— Begin —

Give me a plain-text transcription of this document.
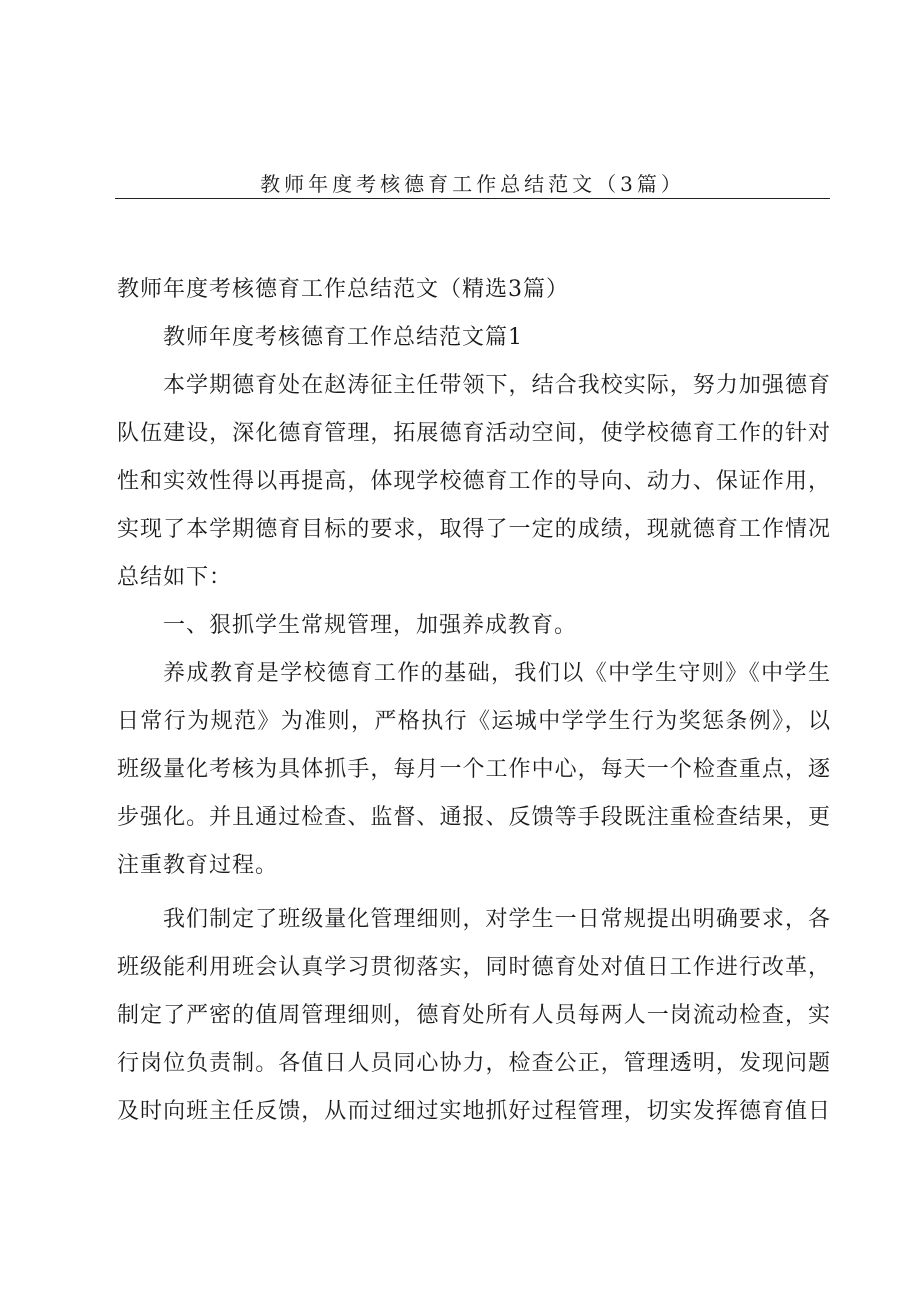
教师年度考核德育工作总结范文（3篇）
教师年度考核德育工作总结范文（精选3篇）
教师年度考核德育工作总结范文篇1
本学期德育处在赵涛征主任带领下，结合我校实际，努力加强德育
队伍建设，深化德育管理，拓展德育活动空间，使学校德育工作的针对
性和实效性得以再提高，体现学校德育工作的导向、动力、保证作用，
实现了本学期德育目标的要求，取得了一定的成绩，现就德育工作情况
总结如下：
一、狠抓学生常规管理，加强养成教育。
养成教育是学校德育工作的基础，我们以《中学生守则》《中学生
日常行为规范》为准则，严格执行《运城中学学生行为奖惩条例》，以
班级量化考核为具体抓手，每月一个工作中心，每天一个检查重点，逐
步强化。并且通过检查、监督、通报、反馈等手段既注重检查结果，更
注重教育过程。
我们制定了班级量化管理细则，对学生一日常规提出明确要求，各
班级能利用班会认真学习贯彻落实，同时德育处对值日工作进行改革，
制定了严密的值周管理细则，德育处所有人员每两人一岗流动检查，实
行岗位负责制。各值日人员同心协力，检查公正，管理透明，发现问题
及时向班主任反馈，从而过细过实地抓好过程管理，切实发挥德育值日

— End —

Transcribe every line from the records above without alteration, and leave out the images.

- [RESPONSE TO THE TASK]
Give me a plain-text transcription of this document.
教师年度考核德育工作总结范文（3篇）
教师年度考核德育工作总结范文（精选3篇）
教师年度考核德育工作总结范文篇1
本学期德育处在赵涛征主任带领下，结合我校实际，努力加强德育
队伍建设，深化德育管理，拓展德育活动空间，使学校德育工作的针对
性和实效性得以再提高，体现学校德育工作的导向、动力、保证作用，
实现了本学期德育目标的要求，取得了一定的成绩，现就德育工作情况
总结如下：
一、狠抓学生常规管理，加强养成教育。
养成教育是学校德育工作的基础，我们以《中学生守则》《中学生
日常行为规范》为准则，严格执行《运城中学学生行为奖惩条例》，以
班级量化考核为具体抓手，每月一个工作中心，每天一个检查重点，逐
步强化。并且通过检查、监督、通报、反馈等手段既注重检查结果，更
注重教育过程。
我们制定了班级量化管理细则，对学生一日常规提出明确要求，各
班级能利用班会认真学习贯彻落实，同时德育处对值日工作进行改革，
制定了严密的值周管理细则，德育处所有人员每两人一岗流动检查，实
行岗位负责制。各值日人员同心协力，检查公正，管理透明，发现问题
及时向班主任反馈，从而过细过实地抓好过程管理，切实发挥德育值日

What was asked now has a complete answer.